_Requirements_. Return the lines below that carry the word "title".
━━ Data provided
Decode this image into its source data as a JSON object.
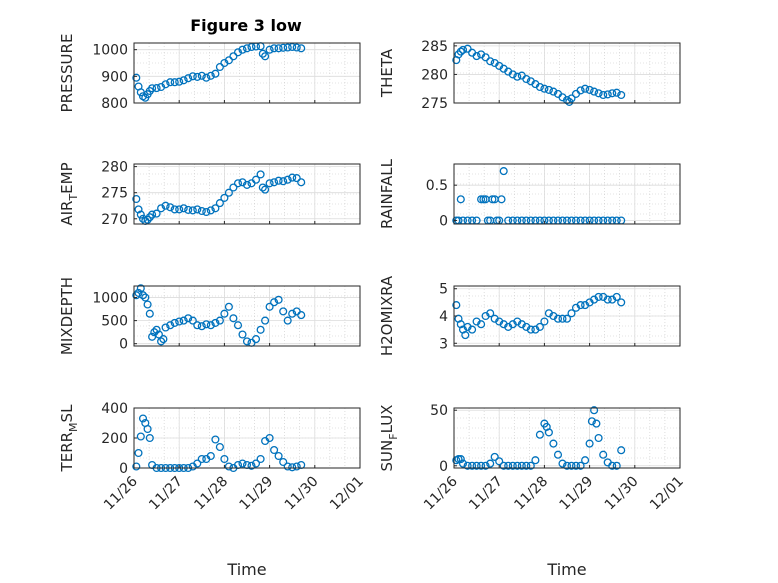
{
  "figure": {
    "title": "Figure 3 low",
    "marker_color": "#0072bd",
    "grid_color": "#c8c8c8"
  },
  "chart_data": [
    {
      "type": "scatter",
      "title": "Figure 3 low",
      "ylabel": "PRESSURE",
      "xlabel": "",
      "xlim": [
        0,
        5
      ],
      "ylim": [
        800,
        1025
      ],
      "yticks": [
        800,
        900,
        1000
      ],
      "xticks": [],
      "grid": true,
      "points": [
        [
          0.05,
          895
        ],
        [
          0.1,
          862
        ],
        [
          0.15,
          840
        ],
        [
          0.2,
          825
        ],
        [
          0.25,
          820
        ],
        [
          0.3,
          833
        ],
        [
          0.35,
          845
        ],
        [
          0.4,
          855
        ],
        [
          0.5,
          856
        ],
        [
          0.6,
          860
        ],
        [
          0.7,
          870
        ],
        [
          0.8,
          878
        ],
        [
          0.9,
          878
        ],
        [
          1.0,
          880
        ],
        [
          1.1,
          885
        ],
        [
          1.2,
          893
        ],
        [
          1.3,
          900
        ],
        [
          1.4,
          898
        ],
        [
          1.5,
          902
        ],
        [
          1.6,
          895
        ],
        [
          1.7,
          902
        ],
        [
          1.8,
          910
        ],
        [
          1.9,
          935
        ],
        [
          2.0,
          950
        ],
        [
          2.1,
          960
        ],
        [
          2.2,
          975
        ],
        [
          2.3,
          990
        ],
        [
          2.4,
          1000
        ],
        [
          2.5,
          1005
        ],
        [
          2.6,
          1010
        ],
        [
          2.7,
          1012
        ],
        [
          2.8,
          1013
        ],
        [
          2.85,
          985
        ],
        [
          2.9,
          975
        ],
        [
          3.0,
          1000
        ],
        [
          3.1,
          1005
        ],
        [
          3.2,
          1005
        ],
        [
          3.3,
          1007
        ],
        [
          3.4,
          1008
        ],
        [
          3.5,
          1010
        ],
        [
          3.6,
          1008
        ],
        [
          3.7,
          1005
        ]
      ]
    },
    {
      "type": "scatter",
      "ylabel": "THETA",
      "xlabel": "",
      "xlim": [
        0,
        5
      ],
      "ylim": [
        275,
        285.5
      ],
      "yticks": [
        275,
        280,
        285
      ],
      "xticks": [],
      "grid": true,
      "points": [
        [
          0.05,
          282.5
        ],
        [
          0.1,
          283.5
        ],
        [
          0.15,
          284
        ],
        [
          0.2,
          284.3
        ],
        [
          0.3,
          284.5
        ],
        [
          0.4,
          283.8
        ],
        [
          0.5,
          283.2
        ],
        [
          0.6,
          283.5
        ],
        [
          0.7,
          283.0
        ],
        [
          0.8,
          282.3
        ],
        [
          0.9,
          282.0
        ],
        [
          1.0,
          281.5
        ],
        [
          1.1,
          281.0
        ],
        [
          1.2,
          280.5
        ],
        [
          1.3,
          280.0
        ],
        [
          1.4,
          279.6
        ],
        [
          1.5,
          279.8
        ],
        [
          1.6,
          279.2
        ],
        [
          1.7,
          278.8
        ],
        [
          1.8,
          278.3
        ],
        [
          1.9,
          277.8
        ],
        [
          2.0,
          277.5
        ],
        [
          2.1,
          277.3
        ],
        [
          2.2,
          277.0
        ],
        [
          2.3,
          276.6
        ],
        [
          2.4,
          276.0
        ],
        [
          2.5,
          275.5
        ],
        [
          2.55,
          275.2
        ],
        [
          2.6,
          275.8
        ],
        [
          2.7,
          276.6
        ],
        [
          2.8,
          277.2
        ],
        [
          2.9,
          277.5
        ],
        [
          3.0,
          277.3
        ],
        [
          3.1,
          277.0
        ],
        [
          3.2,
          276.7
        ],
        [
          3.3,
          276.4
        ],
        [
          3.4,
          276.5
        ],
        [
          3.5,
          276.7
        ],
        [
          3.6,
          276.8
        ],
        [
          3.7,
          276.4
        ]
      ]
    },
    {
      "type": "scatter",
      "ylabel": "AIR_TEMP",
      "xlabel": "",
      "xlim": [
        0,
        5
      ],
      "ylim": [
        269,
        280.5
      ],
      "yticks": [
        270,
        275,
        280
      ],
      "xticks": [],
      "grid": true,
      "points": [
        [
          0.05,
          273.8
        ],
        [
          0.1,
          271.8
        ],
        [
          0.15,
          270.8
        ],
        [
          0.2,
          270.0
        ],
        [
          0.25,
          269.6
        ],
        [
          0.3,
          269.8
        ],
        [
          0.35,
          270.3
        ],
        [
          0.4,
          270.8
        ],
        [
          0.5,
          271.0
        ],
        [
          0.6,
          272.0
        ],
        [
          0.7,
          272.5
        ],
        [
          0.8,
          272.2
        ],
        [
          0.9,
          271.8
        ],
        [
          1.0,
          271.8
        ],
        [
          1.1,
          272.0
        ],
        [
          1.2,
          271.7
        ],
        [
          1.3,
          271.6
        ],
        [
          1.4,
          271.8
        ],
        [
          1.5,
          271.5
        ],
        [
          1.6,
          271.3
        ],
        [
          1.7,
          271.6
        ],
        [
          1.8,
          272.0
        ],
        [
          1.9,
          273.0
        ],
        [
          2.0,
          274.0
        ],
        [
          2.1,
          275.0
        ],
        [
          2.2,
          276.0
        ],
        [
          2.3,
          276.8
        ],
        [
          2.4,
          277.0
        ],
        [
          2.5,
          276.5
        ],
        [
          2.6,
          276.8
        ],
        [
          2.7,
          277.5
        ],
        [
          2.8,
          278.5
        ],
        [
          2.85,
          276.0
        ],
        [
          2.9,
          275.6
        ],
        [
          3.0,
          276.8
        ],
        [
          3.1,
          277.0
        ],
        [
          3.2,
          277.3
        ],
        [
          3.3,
          277.2
        ],
        [
          3.4,
          277.5
        ],
        [
          3.5,
          277.9
        ],
        [
          3.6,
          277.8
        ],
        [
          3.7,
          277.0
        ]
      ]
    },
    {
      "type": "scatter",
      "ylabel": "RAINFALL",
      "xlabel": "",
      "xlim": [
        0,
        5
      ],
      "ylim": [
        -0.05,
        0.8
      ],
      "yticks": [
        0,
        0.5
      ],
      "xticks": [],
      "grid": true,
      "points": [
        [
          0.05,
          0
        ],
        [
          0.1,
          0
        ],
        [
          0.15,
          0.3
        ],
        [
          0.2,
          0
        ],
        [
          0.3,
          0
        ],
        [
          0.4,
          0
        ],
        [
          0.5,
          0
        ],
        [
          0.6,
          0.3
        ],
        [
          0.65,
          0.3
        ],
        [
          0.7,
          0.3
        ],
        [
          0.75,
          0
        ],
        [
          0.8,
          0
        ],
        [
          0.85,
          0.3
        ],
        [
          0.9,
          0.3
        ],
        [
          0.95,
          0
        ],
        [
          1.0,
          0
        ],
        [
          1.05,
          0.3
        ],
        [
          1.1,
          0.7
        ],
        [
          1.2,
          0
        ],
        [
          1.3,
          0
        ],
        [
          1.4,
          0
        ],
        [
          1.5,
          0
        ],
        [
          1.6,
          0
        ],
        [
          1.7,
          0
        ],
        [
          1.8,
          0
        ],
        [
          1.9,
          0
        ],
        [
          2.0,
          0
        ],
        [
          2.1,
          0
        ],
        [
          2.2,
          0
        ],
        [
          2.3,
          0
        ],
        [
          2.4,
          0
        ],
        [
          2.5,
          0
        ],
        [
          2.6,
          0
        ],
        [
          2.7,
          0
        ],
        [
          2.8,
          0
        ],
        [
          2.9,
          0
        ],
        [
          3.0,
          0
        ],
        [
          3.1,
          0
        ],
        [
          3.2,
          0
        ],
        [
          3.3,
          0
        ],
        [
          3.4,
          0
        ],
        [
          3.5,
          0
        ],
        [
          3.6,
          0
        ],
        [
          3.7,
          0
        ]
      ]
    },
    {
      "type": "scatter",
      "ylabel": "MIXDEPTH",
      "xlabel": "",
      "xlim": [
        0,
        5
      ],
      "ylim": [
        -50,
        1250
      ],
      "yticks": [
        0,
        500,
        1000
      ],
      "xticks": [],
      "grid": true,
      "points": [
        [
          0.05,
          1050
        ],
        [
          0.1,
          1100
        ],
        [
          0.15,
          1200
        ],
        [
          0.2,
          1050
        ],
        [
          0.25,
          1000
        ],
        [
          0.3,
          850
        ],
        [
          0.35,
          650
        ],
        [
          0.4,
          150
        ],
        [
          0.45,
          250
        ],
        [
          0.5,
          300
        ],
        [
          0.55,
          200
        ],
        [
          0.6,
          50
        ],
        [
          0.65,
          100
        ],
        [
          0.7,
          350
        ],
        [
          0.8,
          400
        ],
        [
          0.9,
          450
        ],
        [
          1.0,
          480
        ],
        [
          1.1,
          500
        ],
        [
          1.2,
          550
        ],
        [
          1.3,
          500
        ],
        [
          1.4,
          400
        ],
        [
          1.5,
          380
        ],
        [
          1.6,
          420
        ],
        [
          1.7,
          400
        ],
        [
          1.8,
          450
        ],
        [
          1.9,
          500
        ],
        [
          2.0,
          650
        ],
        [
          2.1,
          800
        ],
        [
          2.2,
          550
        ],
        [
          2.3,
          400
        ],
        [
          2.4,
          200
        ],
        [
          2.5,
          50
        ],
        [
          2.6,
          20
        ],
        [
          2.7,
          100
        ],
        [
          2.8,
          300
        ],
        [
          2.9,
          500
        ],
        [
          3.0,
          800
        ],
        [
          3.1,
          900
        ],
        [
          3.2,
          950
        ],
        [
          3.3,
          700
        ],
        [
          3.4,
          500
        ],
        [
          3.5,
          650
        ],
        [
          3.6,
          700
        ],
        [
          3.7,
          620
        ]
      ]
    },
    {
      "type": "scatter",
      "ylabel": "H2OMIXRA",
      "xlabel": "",
      "xlim": [
        0,
        5
      ],
      "ylim": [
        2.9,
        5.1
      ],
      "yticks": [
        3,
        4,
        5
      ],
      "xticks": [],
      "grid": true,
      "points": [
        [
          0.05,
          4.4
        ],
        [
          0.1,
          3.9
        ],
        [
          0.15,
          3.7
        ],
        [
          0.2,
          3.5
        ],
        [
          0.25,
          3.3
        ],
        [
          0.3,
          3.6
        ],
        [
          0.4,
          3.5
        ],
        [
          0.5,
          3.8
        ],
        [
          0.6,
          3.7
        ],
        [
          0.7,
          4.0
        ],
        [
          0.8,
          4.1
        ],
        [
          0.9,
          3.9
        ],
        [
          1.0,
          3.8
        ],
        [
          1.1,
          3.7
        ],
        [
          1.2,
          3.6
        ],
        [
          1.3,
          3.7
        ],
        [
          1.4,
          3.8
        ],
        [
          1.5,
          3.7
        ],
        [
          1.6,
          3.6
        ],
        [
          1.7,
          3.5
        ],
        [
          1.8,
          3.5
        ],
        [
          1.9,
          3.6
        ],
        [
          2.0,
          3.8
        ],
        [
          2.1,
          4.1
        ],
        [
          2.2,
          4.0
        ],
        [
          2.3,
          3.9
        ],
        [
          2.4,
          3.9
        ],
        [
          2.5,
          3.9
        ],
        [
          2.6,
          4.1
        ],
        [
          2.7,
          4.3
        ],
        [
          2.8,
          4.4
        ],
        [
          2.9,
          4.4
        ],
        [
          3.0,
          4.5
        ],
        [
          3.1,
          4.6
        ],
        [
          3.2,
          4.7
        ],
        [
          3.3,
          4.7
        ],
        [
          3.4,
          4.6
        ],
        [
          3.5,
          4.6
        ],
        [
          3.6,
          4.7
        ],
        [
          3.7,
          4.5
        ]
      ]
    },
    {
      "type": "scatter",
      "ylabel": "TERR_MSL",
      "xlabel": "Time",
      "xlim": [
        0,
        5
      ],
      "ylim": [
        0,
        400
      ],
      "yticks": [
        0,
        200,
        400
      ],
      "xticks": [
        "11/26",
        "11/27",
        "11/28",
        "11/29",
        "11/30",
        "12/01"
      ],
      "grid": true,
      "points": [
        [
          0.05,
          10
        ],
        [
          0.1,
          100
        ],
        [
          0.15,
          210
        ],
        [
          0.2,
          330
        ],
        [
          0.25,
          300
        ],
        [
          0.3,
          260
        ],
        [
          0.35,
          200
        ],
        [
          0.4,
          20
        ],
        [
          0.5,
          0
        ],
        [
          0.6,
          0
        ],
        [
          0.7,
          0
        ],
        [
          0.8,
          0
        ],
        [
          0.9,
          0
        ],
        [
          1.0,
          0
        ],
        [
          1.1,
          0
        ],
        [
          1.2,
          0
        ],
        [
          1.3,
          10
        ],
        [
          1.4,
          30
        ],
        [
          1.5,
          60
        ],
        [
          1.6,
          60
        ],
        [
          1.7,
          80
        ],
        [
          1.8,
          190
        ],
        [
          1.9,
          140
        ],
        [
          2.0,
          60
        ],
        [
          2.1,
          10
        ],
        [
          2.2,
          0
        ],
        [
          2.3,
          20
        ],
        [
          2.4,
          30
        ],
        [
          2.5,
          20
        ],
        [
          2.6,
          15
        ],
        [
          2.7,
          30
        ],
        [
          2.8,
          60
        ],
        [
          2.9,
          180
        ],
        [
          3.0,
          200
        ],
        [
          3.1,
          120
        ],
        [
          3.2,
          80
        ],
        [
          3.3,
          40
        ],
        [
          3.4,
          10
        ],
        [
          3.5,
          5
        ],
        [
          3.6,
          10
        ],
        [
          3.7,
          20
        ]
      ]
    },
    {
      "type": "scatter",
      "ylabel": "SUN_FLUX",
      "xlabel": "Time",
      "xlim": [
        0,
        5
      ],
      "ylim": [
        -2,
        52
      ],
      "yticks": [
        0,
        50
      ],
      "xticks": [
        "11/26",
        "11/27",
        "11/28",
        "11/29",
        "11/30",
        "12/01"
      ],
      "grid": true,
      "points": [
        [
          0.05,
          5
        ],
        [
          0.1,
          6
        ],
        [
          0.15,
          6
        ],
        [
          0.2,
          2
        ],
        [
          0.3,
          0
        ],
        [
          0.4,
          0
        ],
        [
          0.5,
          0
        ],
        [
          0.6,
          0
        ],
        [
          0.7,
          0
        ],
        [
          0.8,
          2
        ],
        [
          0.9,
          8
        ],
        [
          1.0,
          4
        ],
        [
          1.1,
          0
        ],
        [
          1.2,
          0
        ],
        [
          1.3,
          0
        ],
        [
          1.4,
          0
        ],
        [
          1.5,
          0
        ],
        [
          1.6,
          0
        ],
        [
          1.7,
          0
        ],
        [
          1.8,
          5
        ],
        [
          1.9,
          28
        ],
        [
          2.0,
          38
        ],
        [
          2.05,
          35
        ],
        [
          2.1,
          30
        ],
        [
          2.2,
          20
        ],
        [
          2.3,
          10
        ],
        [
          2.4,
          2
        ],
        [
          2.5,
          0
        ],
        [
          2.6,
          0
        ],
        [
          2.7,
          0
        ],
        [
          2.8,
          0
        ],
        [
          2.9,
          5
        ],
        [
          3.0,
          20
        ],
        [
          3.05,
          40
        ],
        [
          3.1,
          50
        ],
        [
          3.15,
          38
        ],
        [
          3.2,
          25
        ],
        [
          3.3,
          10
        ],
        [
          3.4,
          3
        ],
        [
          3.5,
          0
        ],
        [
          3.6,
          0
        ],
        [
          3.7,
          14
        ]
      ]
    }
  ]
}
━━━━
_Answer_.
    "title": "Figure 3 low",
      "title": "Figure 3 low",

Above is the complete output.